**Excerpted records**.
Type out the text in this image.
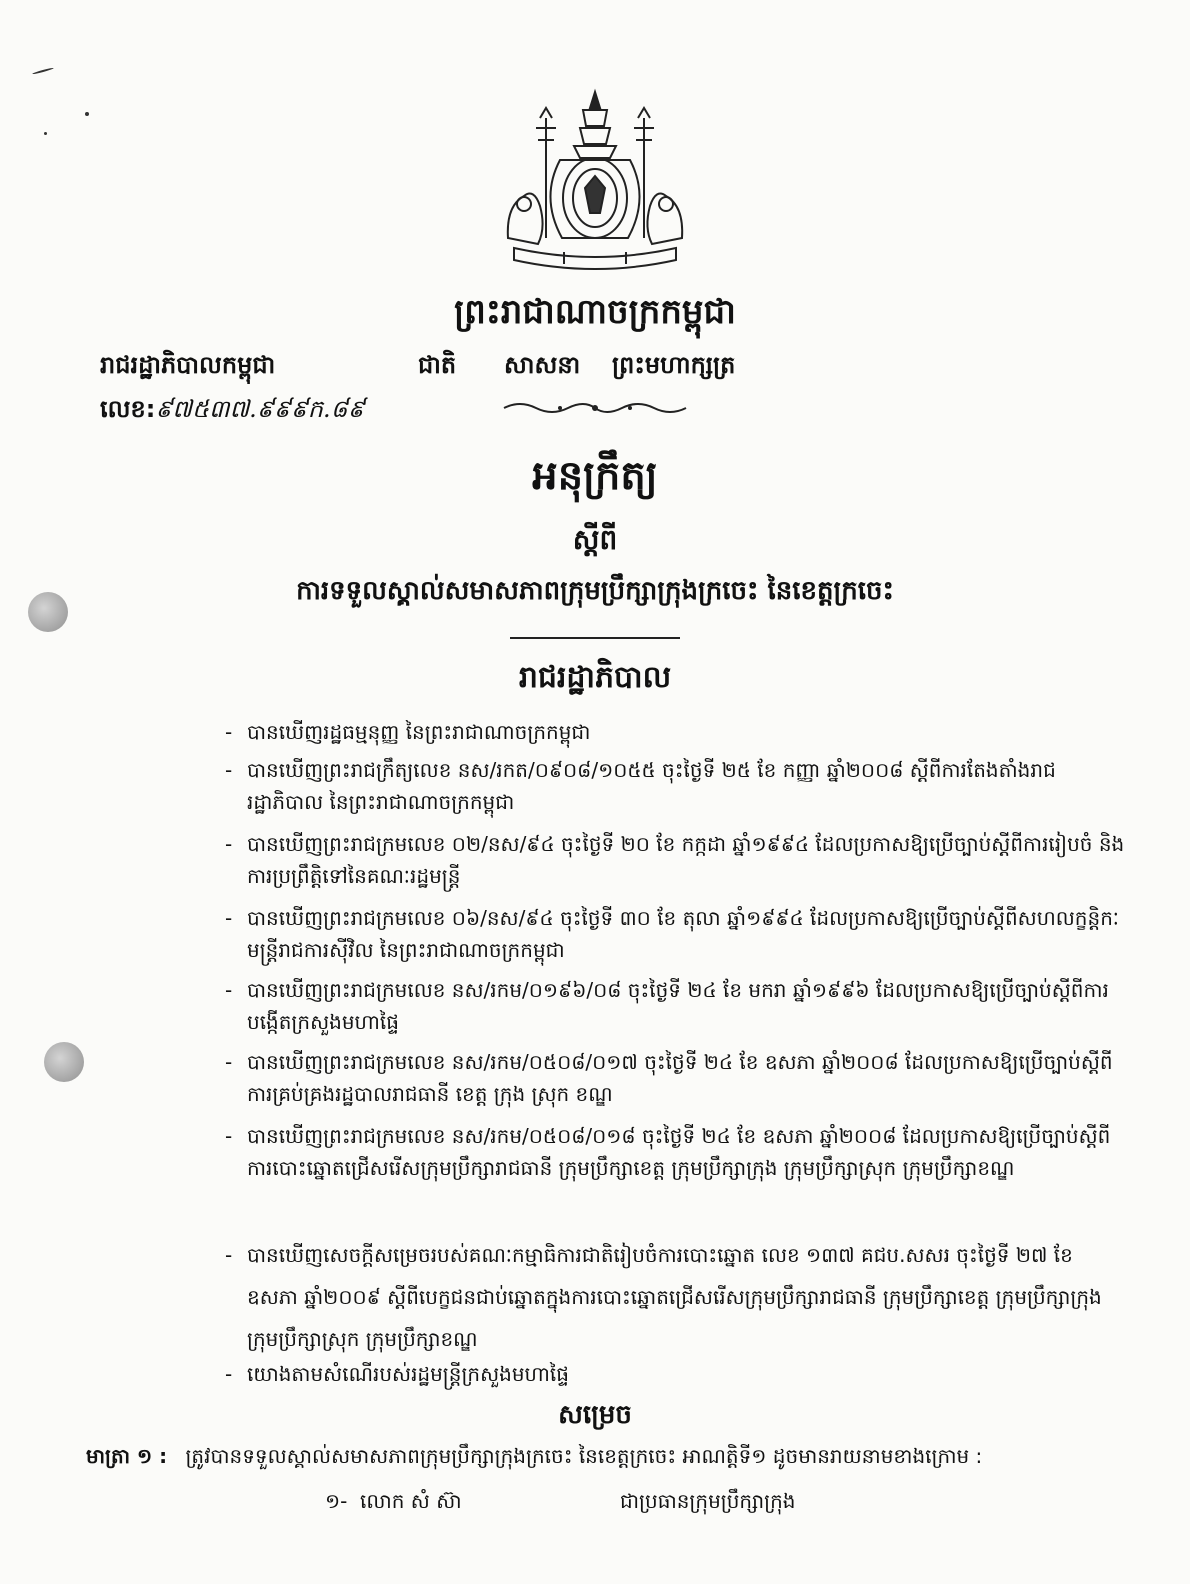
ព្រះរាជាណាចក្រកម្ពុជា
រាជរដ្ឋាភិបាលកម្ពុជា	ជាតិ សាសនា ព្រះមហាក្សត្រ
លេខ:៩៧៥៣៧.៩៩៩ក.៨៩
អនុក្រឹត្យ
ស្តីពី
ការទទួលស្គាល់សមាសភាពក្រុមប្រឹក្សាក្រុងក្រចេះ នៃខេត្តក្រចេះ
រាជរដ្ឋាភិបាល
- បានឃើញរដ្ឋធម្មនុញ្ញ នៃព្រះរាជាណាចក្រកម្ពុជា
- បានឃើញព្រះរាជក្រឹត្យលេខ នស/រកត/០៩០៨/១០៥៥ ចុះថ្ងៃទី ២៥ ខែ កញ្ញា ឆ្នាំ២០០៨ ស្តីពីការតែងតាំងរាជរដ្ឋាភិបាល នៃព្រះរាជាណាចក្រកម្ពុជា
- បានឃើញព្រះរាជក្រមលេខ ០២/នស/៩៤ ចុះថ្ងៃទី ២០ ខែ កក្កដា ឆ្នាំ១៩៩៤ ដែលប្រកាសឱ្យប្រើច្បាប់ស្តីពីការរៀបចំ និងការប្រព្រឹត្តិទៅនៃគណៈរដ្ឋមន្ត្រី
- បានឃើញព្រះរាជក្រមលេខ ០៦/នស/៩៤ ចុះថ្ងៃទី ៣០ ខែ តុលា ឆ្នាំ១៩៩៤ ដែលប្រកាសឱ្យប្រើច្បាប់ស្តីពីសហលក្ខន្តិកៈមន្ត្រីរាជការស៊ីវិល នៃព្រះរាជាណាចក្រកម្ពុជា
- បានឃើញព្រះរាជក្រមលេខ នស/រកម/០១៩៦/០៨ ចុះថ្ងៃទី ២៤ ខែ មករា ឆ្នាំ១៩៩៦ ដែលប្រកាសឱ្យប្រើច្បាប់ស្តីពីការបង្កើតក្រសួងមហាផ្ទៃ
- បានឃើញព្រះរាជក្រមលេខ នស/រកម/០៥០៨/០១៧ ចុះថ្ងៃទី ២៤ ខែ ឧសភា ឆ្នាំ២០០៨ ដែលប្រកាសឱ្យប្រើច្បាប់ស្តីពីការគ្រប់គ្រងរដ្ឋបាលរាជធានី ខេត្ត ក្រុង ស្រុក ខណ្ឌ
- បានឃើញព្រះរាជក្រមលេខ នស/រកម/០៥០៨/០១៨ ចុះថ្ងៃទី ២៤ ខែ ឧសភា ឆ្នាំ២០០៨ ដែលប្រកាសឱ្យប្រើច្បាប់ស្តីពីការបោះឆ្នោតជ្រើសរើសក្រុមប្រឹក្សារាជធានី ក្រុមប្រឹក្សាខេត្ត ក្រុមប្រឹក្សាក្រុង ក្រុមប្រឹក្សាស្រុក ក្រុមប្រឹក្សាខណ្ឌ
- បានឃើញសេចក្តីសម្រេចរបស់គណៈកម្មាធិការជាតិរៀបចំការបោះឆ្នោត លេខ ១៣៧ គជប.សសរ ចុះថ្ងៃទី ២៧ ខែ ឧសភា ឆ្នាំ២០០៩ ស្តីពីបេក្ខជនជាប់ឆ្នោតក្នុងការបោះឆ្នោតជ្រើសរើសក្រុមប្រឹក្សារាជធានី ក្រុមប្រឹក្សាខេត្ត ក្រុមប្រឹក្សាក្រុង ក្រុមប្រឹក្សាស្រុក ក្រុមប្រឹក្សាខណ្ឌ
- យោងតាមសំណើរបស់រដ្ឋមន្ត្រីក្រសួងមហាផ្ទៃ
សម្រេច
មាត្រា ១ : ត្រូវបានទទួលស្គាល់សមាសភាពក្រុមប្រឹក្សាក្រុងក្រចេះ នៃខេត្តក្រចេះ អាណត្តិទី១ ដូចមានរាយនាមខាងក្រោម :
១- លោក សំ ស៊ា	ជាប្រធានក្រុមប្រឹក្សាក្រុង
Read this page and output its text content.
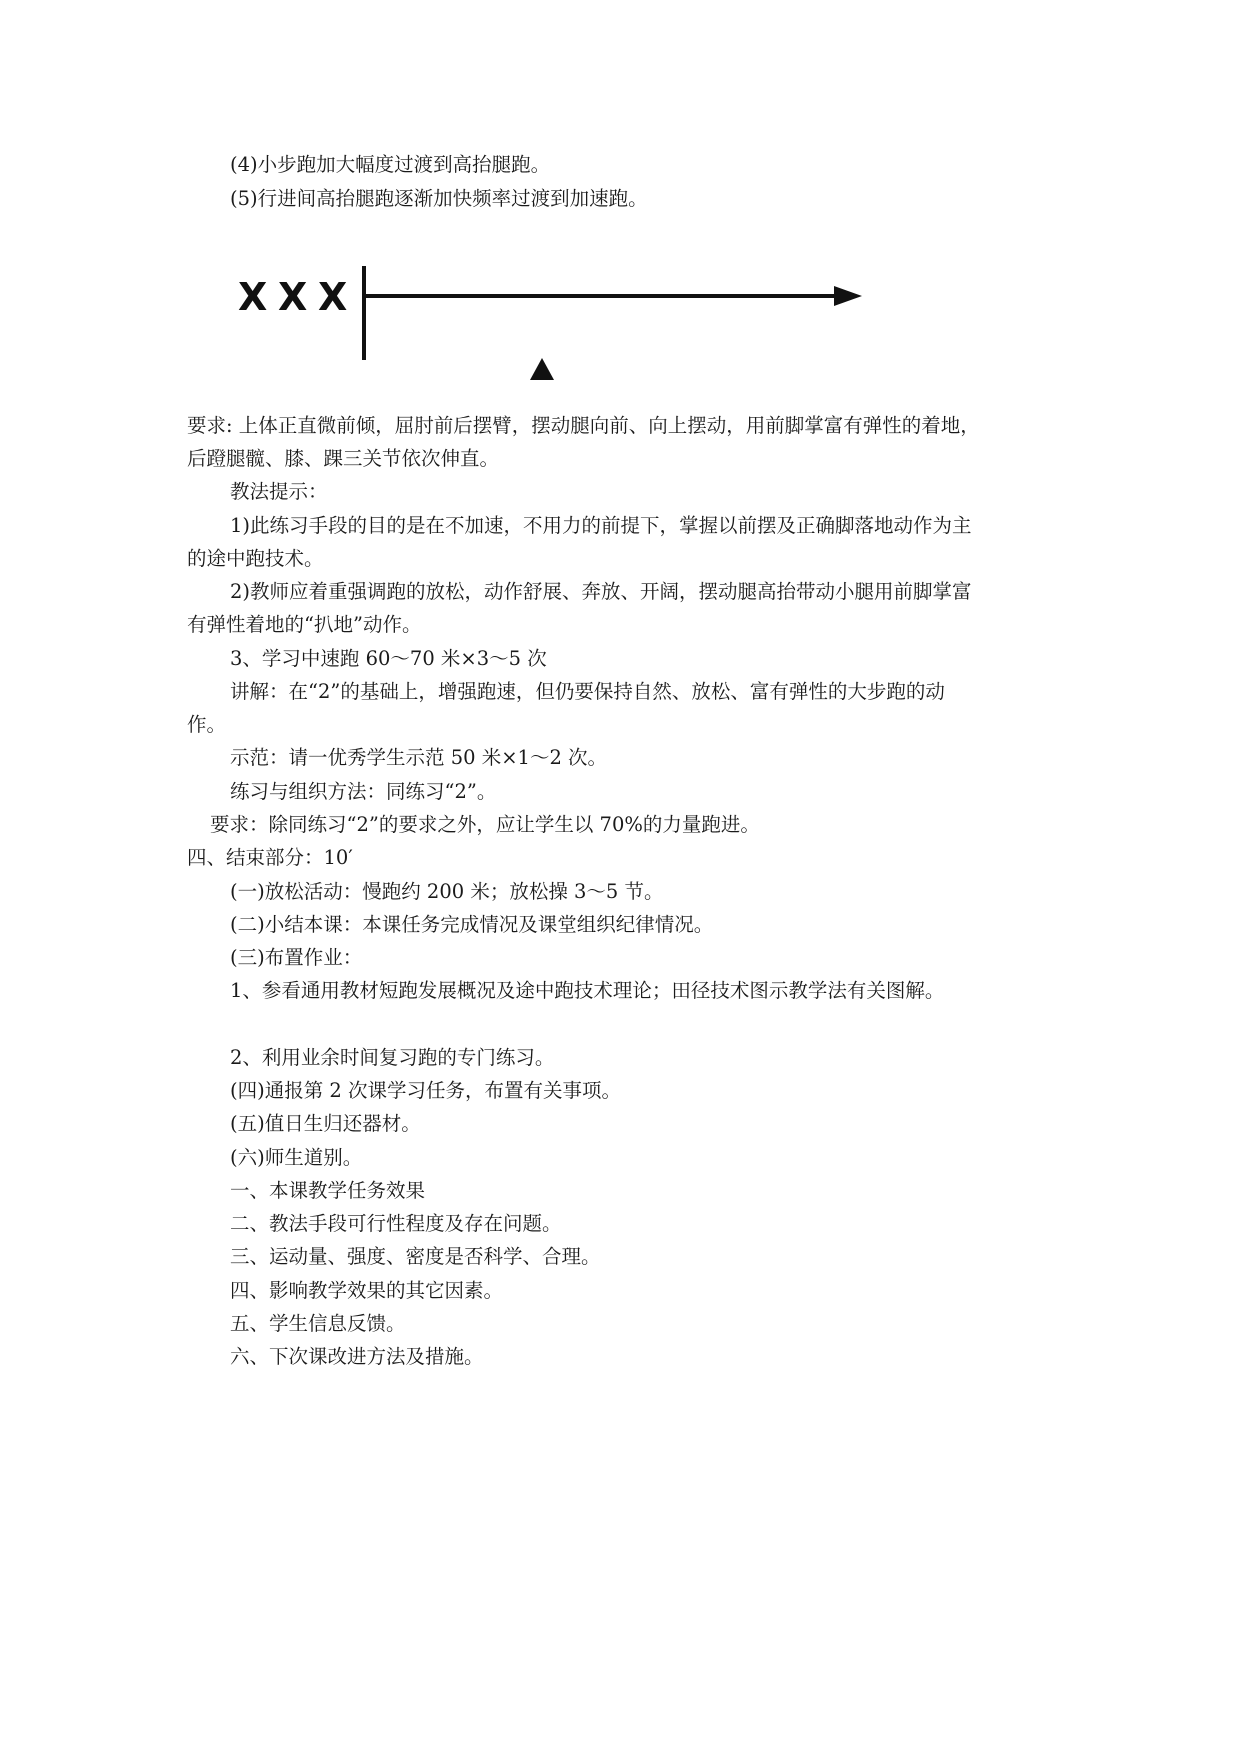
(4)小步跑加大幅度过渡到高抬腿跑。
(5)行进间高抬腿跑逐渐加快频率过渡到加速跑。
X X X
要求: 上体正直微前倾，屈肘前后摆臂，摆动腿向前、向上摆动，用前脚掌富有弹性的着地，
后蹬腿髋、膝、踝三关节依次伸直。
教法提示：
1)此练习手段的目的是在不加速，不用力的前提下，掌握以前摆及正确脚落地动作为主
的途中跑技术。
2)教师应着重强调跑的放松，动作舒展、奔放、开阔，摆动腿高抬带动小腿用前脚掌富
有弹性着地的“扒地”动作。
3、学习中速跑 60～70 米×3～5 次
讲解：在“2”的基础上，增强跑速，但仍要保持自然、放松、富有弹性的大步跑的动
作。
示范：请一优秀学生示范 50 米×1～2 次。
练习与组织方法：同练习“2”。
要求：除同练习“2”的要求之外，应让学生以 70%的力量跑进。
四、结束部分：10′
(一)放松活动：慢跑约 200 米；放松操 3～5 节。
(二)小结本课：本课任务完成情况及课堂组织纪律情况。
(三)布置作业：
1、参看通用教材短跑发展概况及途中跑技术理论；田径技术图示教学法有关图解。
2、利用业余时间复习跑的专门练习。
(四)通报第 2 次课学习任务，布置有关事项。
(五)值日生归还器材。
(六)师生道别。
一、本课教学任务效果
二、教法手段可行性程度及存在问题。
三、运动量、强度、密度是否科学、合理。
四、影响教学效果的其它因素。
五、学生信息反馈。
六、下次课改进方法及措施。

**Exercise**. Quote the entries in full. Any image among them is to be omitted from the copy.

**Solution to this task**.
Type out the text in this image.
ព្រះរាជាណាចក្រកម្ពុជា
រាជរដ្ឋាភិបាលកម្ពុជា	ជាតិ សាសនា ព្រះមហាក្សត្រ
លេខ:៩៧៥៣៧.៩៩៩ក.៨៩
អនុក្រឹត្យ
ស្តីពី
ការទទួលស្គាល់សមាសភាពក្រុមប្រឹក្សាក្រុងក្រចេះ នៃខេត្តក្រចេះ
រាជរដ្ឋាភិបាល
- បានឃើញរដ្ឋធម្មនុញ្ញ នៃព្រះរាជាណាចក្រកម្ពុជា
- បានឃើញព្រះរាជក្រឹត្យលេខ នស/រកត/០៩០៨/១០៥៥ ចុះថ្ងៃទី ២៥ ខែ កញ្ញា ឆ្នាំ២០០៨ ស្តីពីការតែងតាំងរាជរដ្ឋាភិបាល នៃព្រះរាជាណាចក្រកម្ពុជា
- បានឃើញព្រះរាជក្រមលេខ ០២/នស/៩៤ ចុះថ្ងៃទី ២០ ខែ កក្កដា ឆ្នាំ១៩៩៤ ដែលប្រកាសឱ្យប្រើច្បាប់ស្តីពីការរៀបចំ និងការប្រព្រឹត្តិទៅនៃគណៈរដ្ឋមន្ត្រី
- បានឃើញព្រះរាជក្រមលេខ ០៦/នស/៩៤ ចុះថ្ងៃទី ៣០ ខែ តុលា ឆ្នាំ១៩៩៤ ដែលប្រកាសឱ្យប្រើច្បាប់ស្តីពីសហលក្ខន្តិកៈមន្ត្រីរាជការស៊ីវិល នៃព្រះរាជាណាចក្រកម្ពុជា
- បានឃើញព្រះរាជក្រមលេខ នស/រកម/០១៩៦/០៨ ចុះថ្ងៃទី ២៤ ខែ មករា ឆ្នាំ១៩៩៦ ដែលប្រកាសឱ្យប្រើច្បាប់ស្តីពីការបង្កើតក្រសួងមហាផ្ទៃ
- បានឃើញព្រះរាជក្រមលេខ នស/រកម/០៥០៨/០១៧ ចុះថ្ងៃទី ២៤ ខែ ឧសភា ឆ្នាំ២០០៨ ដែលប្រកាសឱ្យប្រើច្បាប់ស្តីពីការគ្រប់គ្រងរដ្ឋបាលរាជធានី ខេត្ត ក្រុង ស្រុក ខណ្ឌ
- បានឃើញព្រះរាជក្រមលេខ នស/រកម/០៥០៨/០១៨ ចុះថ្ងៃទី ២៤ ខែ ឧសភា ឆ្នាំ២០០៨ ដែលប្រកាសឱ្យប្រើច្បាប់ស្តីពីការបោះឆ្នោតជ្រើសរើសក្រុមប្រឹក្សារាជធានី ក្រុមប្រឹក្សាខេត្ត ក្រុមប្រឹក្សាក្រុង ក្រុមប្រឹក្សាស្រុក ក្រុមប្រឹក្សាខណ្ឌ
- បានឃើញសេចក្តីសម្រេចរបស់គណៈកម្មាធិការជាតិរៀបចំការបោះឆ្នោត លេខ ១៣៧ គជប.សសរ ចុះថ្ងៃទី ២៧ ខែ ឧសភា ឆ្នាំ២០០៩ ស្តីពីបេក្ខជនជាប់ឆ្នោតក្នុងការបោះឆ្នោតជ្រើសរើសក្រុមប្រឹក្សារាជធានី ក្រុមប្រឹក្សាខេត្ត ក្រុមប្រឹក្សាក្រុង ក្រុមប្រឹក្សាស្រុក ក្រុមប្រឹក្សាខណ្ឌ
- យោងតាមសំណើរបស់រដ្ឋមន្ត្រីក្រសួងមហាផ្ទៃ
សម្រេច
មាត្រា ១ : ត្រូវបានទទួលស្គាល់សមាសភាពក្រុមប្រឹក្សាក្រុងក្រចេះ នៃខេត្តក្រចេះ អាណត្តិទី១ ដូចមានរាយនាមខាងក្រោម :
១- លោក សំ ស៊ា	ជាប្រធានក្រុមប្រឹក្សាក្រុង
Read this page and output its text content.
(4)小步跑加大幅度过渡到高抬腿跑。
(5)行进间高抬腿跑逐渐加快频率过渡到加速跑。
X X X
要求: 上体正直微前倾，屈肘前后摆臂，摆动腿向前、向上摆动，用前脚掌富有弹性的着地，
后蹬腿髋、膝、踝三关节依次伸直。
教法提示：
1)此练习手段的目的是在不加速，不用力的前提下，掌握以前摆及正确脚落地动作为主
的途中跑技术。
2)教师应着重强调跑的放松，动作舒展、奔放、开阔，摆动腿高抬带动小腿用前脚掌富
有弹性着地的“扒地”动作。
3、学习中速跑 60～70 米×3～5 次
讲解：在“2”的基础上，增强跑速，但仍要保持自然、放松、富有弹性的大步跑的动
作。
示范：请一优秀学生示范 50 米×1～2 次。
练习与组织方法：同练习“2”。
要求：除同练习“2”的要求之外，应让学生以 70%的力量跑进。
四、结束部分：10′
(一)放松活动：慢跑约 200 米；放松操 3～5 节。
(二)小结本课：本课任务完成情况及课堂组织纪律情况。
(三)布置作业：
1、参看通用教材短跑发展概况及途中跑技术理论；田径技术图示教学法有关图解。
2、利用业余时间复习跑的专门练习。
(四)通报第 2 次课学习任务，布置有关事项。
(五)值日生归还器材。
(六)师生道别。
一、本课教学任务效果
二、教法手段可行性程度及存在问题。
三、运动量、强度、密度是否科学、合理。
四、影响教学效果的其它因素。
五、学生信息反馈。
六、下次课改进方法及措施。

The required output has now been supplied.